◆ To do
Count every line where "text" shows up, and give that number only.

[Rows from a dataset]
-----

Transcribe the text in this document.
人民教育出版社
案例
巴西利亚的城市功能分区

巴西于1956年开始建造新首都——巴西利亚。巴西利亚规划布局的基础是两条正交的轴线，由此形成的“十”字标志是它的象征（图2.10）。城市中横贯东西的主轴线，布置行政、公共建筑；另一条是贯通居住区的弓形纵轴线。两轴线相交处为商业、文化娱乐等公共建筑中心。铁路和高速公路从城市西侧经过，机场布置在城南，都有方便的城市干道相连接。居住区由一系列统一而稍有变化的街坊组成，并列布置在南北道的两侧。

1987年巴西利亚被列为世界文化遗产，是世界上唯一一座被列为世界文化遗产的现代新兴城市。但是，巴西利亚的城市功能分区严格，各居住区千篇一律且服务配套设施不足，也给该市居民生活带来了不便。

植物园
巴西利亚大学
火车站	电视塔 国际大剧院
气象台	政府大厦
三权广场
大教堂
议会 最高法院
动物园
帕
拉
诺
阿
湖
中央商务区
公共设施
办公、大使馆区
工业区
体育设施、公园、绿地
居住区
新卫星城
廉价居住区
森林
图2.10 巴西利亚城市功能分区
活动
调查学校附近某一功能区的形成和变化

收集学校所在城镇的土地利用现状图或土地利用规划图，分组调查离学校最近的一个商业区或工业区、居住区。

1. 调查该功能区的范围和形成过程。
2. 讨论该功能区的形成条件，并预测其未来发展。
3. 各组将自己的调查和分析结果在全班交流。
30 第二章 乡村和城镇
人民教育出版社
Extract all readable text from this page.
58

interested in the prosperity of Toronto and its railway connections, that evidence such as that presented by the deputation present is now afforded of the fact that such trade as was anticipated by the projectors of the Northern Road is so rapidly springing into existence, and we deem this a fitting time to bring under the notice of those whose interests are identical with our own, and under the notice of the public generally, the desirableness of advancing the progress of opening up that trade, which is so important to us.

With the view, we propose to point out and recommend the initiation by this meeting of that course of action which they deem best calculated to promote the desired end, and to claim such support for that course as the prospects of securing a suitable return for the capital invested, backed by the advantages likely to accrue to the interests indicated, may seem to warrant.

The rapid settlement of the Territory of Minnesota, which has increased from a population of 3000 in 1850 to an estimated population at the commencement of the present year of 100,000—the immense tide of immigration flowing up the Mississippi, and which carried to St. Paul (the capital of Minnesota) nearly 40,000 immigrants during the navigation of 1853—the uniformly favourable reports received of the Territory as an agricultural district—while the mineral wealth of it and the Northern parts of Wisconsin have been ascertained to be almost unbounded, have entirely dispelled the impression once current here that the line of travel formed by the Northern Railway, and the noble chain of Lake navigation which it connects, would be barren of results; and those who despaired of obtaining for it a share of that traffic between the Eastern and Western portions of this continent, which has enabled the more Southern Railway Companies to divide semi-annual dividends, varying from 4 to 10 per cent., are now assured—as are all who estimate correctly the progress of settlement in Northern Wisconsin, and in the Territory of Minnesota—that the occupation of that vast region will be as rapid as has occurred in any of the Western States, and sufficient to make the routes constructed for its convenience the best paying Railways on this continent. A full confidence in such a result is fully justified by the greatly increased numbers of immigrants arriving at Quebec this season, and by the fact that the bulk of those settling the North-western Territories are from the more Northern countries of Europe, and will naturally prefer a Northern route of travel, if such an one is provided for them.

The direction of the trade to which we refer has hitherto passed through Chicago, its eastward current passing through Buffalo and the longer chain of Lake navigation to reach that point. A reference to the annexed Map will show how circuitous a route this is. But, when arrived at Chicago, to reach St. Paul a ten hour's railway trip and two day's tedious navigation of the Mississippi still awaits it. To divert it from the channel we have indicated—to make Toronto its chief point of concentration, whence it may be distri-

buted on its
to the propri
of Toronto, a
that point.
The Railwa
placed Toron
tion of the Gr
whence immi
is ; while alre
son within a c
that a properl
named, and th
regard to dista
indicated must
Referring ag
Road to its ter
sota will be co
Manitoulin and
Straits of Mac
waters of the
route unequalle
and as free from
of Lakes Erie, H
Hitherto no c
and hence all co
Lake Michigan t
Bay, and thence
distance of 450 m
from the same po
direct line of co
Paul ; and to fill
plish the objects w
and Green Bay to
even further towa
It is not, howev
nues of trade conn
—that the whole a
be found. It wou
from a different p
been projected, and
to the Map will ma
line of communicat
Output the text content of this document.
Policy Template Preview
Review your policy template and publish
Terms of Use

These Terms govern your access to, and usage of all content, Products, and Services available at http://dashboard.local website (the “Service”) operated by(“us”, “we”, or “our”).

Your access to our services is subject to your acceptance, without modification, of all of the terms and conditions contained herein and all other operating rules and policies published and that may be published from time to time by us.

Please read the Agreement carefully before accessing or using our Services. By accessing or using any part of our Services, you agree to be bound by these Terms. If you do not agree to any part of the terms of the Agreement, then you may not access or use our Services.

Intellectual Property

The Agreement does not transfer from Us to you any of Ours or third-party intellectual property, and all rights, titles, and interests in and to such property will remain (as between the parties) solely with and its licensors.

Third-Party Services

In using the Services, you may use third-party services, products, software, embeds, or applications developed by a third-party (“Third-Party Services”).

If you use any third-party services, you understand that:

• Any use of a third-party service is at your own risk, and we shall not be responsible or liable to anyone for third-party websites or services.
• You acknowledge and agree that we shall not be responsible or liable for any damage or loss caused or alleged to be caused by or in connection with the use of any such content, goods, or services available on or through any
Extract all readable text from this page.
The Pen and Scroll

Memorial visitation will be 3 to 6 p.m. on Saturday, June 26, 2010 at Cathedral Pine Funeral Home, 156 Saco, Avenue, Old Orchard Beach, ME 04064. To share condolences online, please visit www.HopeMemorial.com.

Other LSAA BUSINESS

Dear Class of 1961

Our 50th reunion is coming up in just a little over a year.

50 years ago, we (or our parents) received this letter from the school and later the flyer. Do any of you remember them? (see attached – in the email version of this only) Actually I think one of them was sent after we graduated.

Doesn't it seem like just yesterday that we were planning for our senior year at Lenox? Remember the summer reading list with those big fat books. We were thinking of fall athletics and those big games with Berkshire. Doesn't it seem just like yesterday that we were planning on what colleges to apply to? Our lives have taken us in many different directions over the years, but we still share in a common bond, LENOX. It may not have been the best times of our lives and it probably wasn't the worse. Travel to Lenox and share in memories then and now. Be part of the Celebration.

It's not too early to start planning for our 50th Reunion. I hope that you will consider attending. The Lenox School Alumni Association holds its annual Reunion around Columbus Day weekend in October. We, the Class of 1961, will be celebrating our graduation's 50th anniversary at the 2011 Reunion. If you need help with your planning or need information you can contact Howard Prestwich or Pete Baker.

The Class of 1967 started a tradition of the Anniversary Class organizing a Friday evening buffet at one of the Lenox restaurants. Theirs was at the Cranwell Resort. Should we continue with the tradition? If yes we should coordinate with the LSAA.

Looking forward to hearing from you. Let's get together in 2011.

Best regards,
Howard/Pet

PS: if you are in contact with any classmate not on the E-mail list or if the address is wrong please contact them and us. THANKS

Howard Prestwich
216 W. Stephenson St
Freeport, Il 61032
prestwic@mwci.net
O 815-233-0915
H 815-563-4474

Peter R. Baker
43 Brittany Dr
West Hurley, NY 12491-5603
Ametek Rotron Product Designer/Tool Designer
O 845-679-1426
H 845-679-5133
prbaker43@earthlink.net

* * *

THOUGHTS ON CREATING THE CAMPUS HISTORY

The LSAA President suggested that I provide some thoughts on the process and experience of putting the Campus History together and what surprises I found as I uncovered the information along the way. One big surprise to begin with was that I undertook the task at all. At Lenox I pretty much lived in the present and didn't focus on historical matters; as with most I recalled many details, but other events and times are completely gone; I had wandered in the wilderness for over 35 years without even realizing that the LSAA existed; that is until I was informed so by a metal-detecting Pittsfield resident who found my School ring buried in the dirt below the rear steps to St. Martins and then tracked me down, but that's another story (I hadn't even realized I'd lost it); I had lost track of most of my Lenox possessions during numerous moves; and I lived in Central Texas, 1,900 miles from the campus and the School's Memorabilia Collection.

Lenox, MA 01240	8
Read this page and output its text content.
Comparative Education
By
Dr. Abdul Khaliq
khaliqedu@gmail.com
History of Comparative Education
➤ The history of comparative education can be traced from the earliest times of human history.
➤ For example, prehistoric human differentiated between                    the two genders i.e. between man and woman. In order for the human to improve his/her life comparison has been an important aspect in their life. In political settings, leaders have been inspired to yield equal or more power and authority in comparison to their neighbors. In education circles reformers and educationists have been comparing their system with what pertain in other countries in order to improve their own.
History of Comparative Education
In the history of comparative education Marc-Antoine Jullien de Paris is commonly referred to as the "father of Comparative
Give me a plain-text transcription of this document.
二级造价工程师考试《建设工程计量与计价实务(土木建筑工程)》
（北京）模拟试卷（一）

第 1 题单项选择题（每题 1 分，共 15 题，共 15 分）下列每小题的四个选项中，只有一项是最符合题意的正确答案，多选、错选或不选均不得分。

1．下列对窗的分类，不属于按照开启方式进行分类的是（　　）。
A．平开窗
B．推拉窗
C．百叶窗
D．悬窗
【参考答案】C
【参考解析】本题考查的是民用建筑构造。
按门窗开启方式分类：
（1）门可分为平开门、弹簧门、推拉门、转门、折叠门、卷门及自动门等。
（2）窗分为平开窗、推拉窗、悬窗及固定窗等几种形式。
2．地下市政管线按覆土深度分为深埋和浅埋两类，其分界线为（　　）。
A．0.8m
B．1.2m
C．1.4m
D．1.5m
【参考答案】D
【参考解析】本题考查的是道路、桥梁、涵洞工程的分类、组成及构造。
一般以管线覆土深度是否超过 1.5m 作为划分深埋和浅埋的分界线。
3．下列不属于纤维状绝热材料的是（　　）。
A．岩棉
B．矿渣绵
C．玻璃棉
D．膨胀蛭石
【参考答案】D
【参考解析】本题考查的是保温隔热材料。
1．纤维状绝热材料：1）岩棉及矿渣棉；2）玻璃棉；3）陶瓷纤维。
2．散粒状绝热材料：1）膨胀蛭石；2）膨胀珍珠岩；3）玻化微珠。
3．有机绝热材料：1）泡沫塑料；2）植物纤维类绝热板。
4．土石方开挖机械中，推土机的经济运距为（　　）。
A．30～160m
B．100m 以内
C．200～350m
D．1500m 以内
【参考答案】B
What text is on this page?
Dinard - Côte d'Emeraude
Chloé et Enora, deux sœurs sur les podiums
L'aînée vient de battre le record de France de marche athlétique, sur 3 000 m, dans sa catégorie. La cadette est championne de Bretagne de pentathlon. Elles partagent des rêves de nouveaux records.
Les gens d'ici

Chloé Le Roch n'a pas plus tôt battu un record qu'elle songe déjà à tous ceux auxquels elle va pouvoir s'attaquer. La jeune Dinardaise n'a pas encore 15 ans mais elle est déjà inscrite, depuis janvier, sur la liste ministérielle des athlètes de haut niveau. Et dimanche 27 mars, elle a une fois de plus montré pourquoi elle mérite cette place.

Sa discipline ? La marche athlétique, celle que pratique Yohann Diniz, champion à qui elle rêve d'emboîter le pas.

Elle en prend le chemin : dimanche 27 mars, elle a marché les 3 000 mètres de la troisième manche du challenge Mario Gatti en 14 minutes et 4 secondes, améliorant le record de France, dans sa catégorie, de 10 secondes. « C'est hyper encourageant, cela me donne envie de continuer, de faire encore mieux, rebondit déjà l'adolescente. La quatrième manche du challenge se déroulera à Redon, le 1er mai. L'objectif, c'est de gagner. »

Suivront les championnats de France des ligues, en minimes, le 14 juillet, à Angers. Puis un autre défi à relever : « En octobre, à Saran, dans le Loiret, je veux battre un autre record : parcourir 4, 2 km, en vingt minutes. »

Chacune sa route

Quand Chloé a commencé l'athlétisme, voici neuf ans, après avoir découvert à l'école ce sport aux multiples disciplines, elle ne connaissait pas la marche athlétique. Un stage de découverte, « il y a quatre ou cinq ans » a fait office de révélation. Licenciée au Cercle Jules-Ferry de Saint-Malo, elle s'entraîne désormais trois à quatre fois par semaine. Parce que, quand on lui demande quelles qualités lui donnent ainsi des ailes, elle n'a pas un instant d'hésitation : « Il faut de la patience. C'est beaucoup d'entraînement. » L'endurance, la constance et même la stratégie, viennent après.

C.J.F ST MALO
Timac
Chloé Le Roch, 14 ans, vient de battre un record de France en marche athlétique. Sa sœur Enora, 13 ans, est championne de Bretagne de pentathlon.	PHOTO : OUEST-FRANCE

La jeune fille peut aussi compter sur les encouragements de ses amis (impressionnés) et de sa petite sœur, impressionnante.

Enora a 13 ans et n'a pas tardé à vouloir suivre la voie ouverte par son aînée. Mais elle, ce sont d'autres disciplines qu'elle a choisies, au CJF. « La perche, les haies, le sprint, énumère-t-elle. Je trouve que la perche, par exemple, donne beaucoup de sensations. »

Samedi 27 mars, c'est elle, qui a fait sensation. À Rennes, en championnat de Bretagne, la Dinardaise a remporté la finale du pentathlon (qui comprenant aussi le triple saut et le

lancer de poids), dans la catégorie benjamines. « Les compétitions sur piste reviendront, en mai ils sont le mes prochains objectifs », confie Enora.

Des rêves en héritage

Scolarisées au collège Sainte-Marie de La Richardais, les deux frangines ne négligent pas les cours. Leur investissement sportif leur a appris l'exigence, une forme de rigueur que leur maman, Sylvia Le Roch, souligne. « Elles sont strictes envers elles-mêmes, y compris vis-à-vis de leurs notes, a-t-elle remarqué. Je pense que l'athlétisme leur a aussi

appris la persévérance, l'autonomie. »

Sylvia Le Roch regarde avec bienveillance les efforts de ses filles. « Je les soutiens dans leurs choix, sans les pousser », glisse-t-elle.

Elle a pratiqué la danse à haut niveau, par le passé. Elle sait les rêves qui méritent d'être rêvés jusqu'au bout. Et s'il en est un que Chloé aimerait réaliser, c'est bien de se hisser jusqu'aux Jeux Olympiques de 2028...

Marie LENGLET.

-----

◆ Exercise answer
7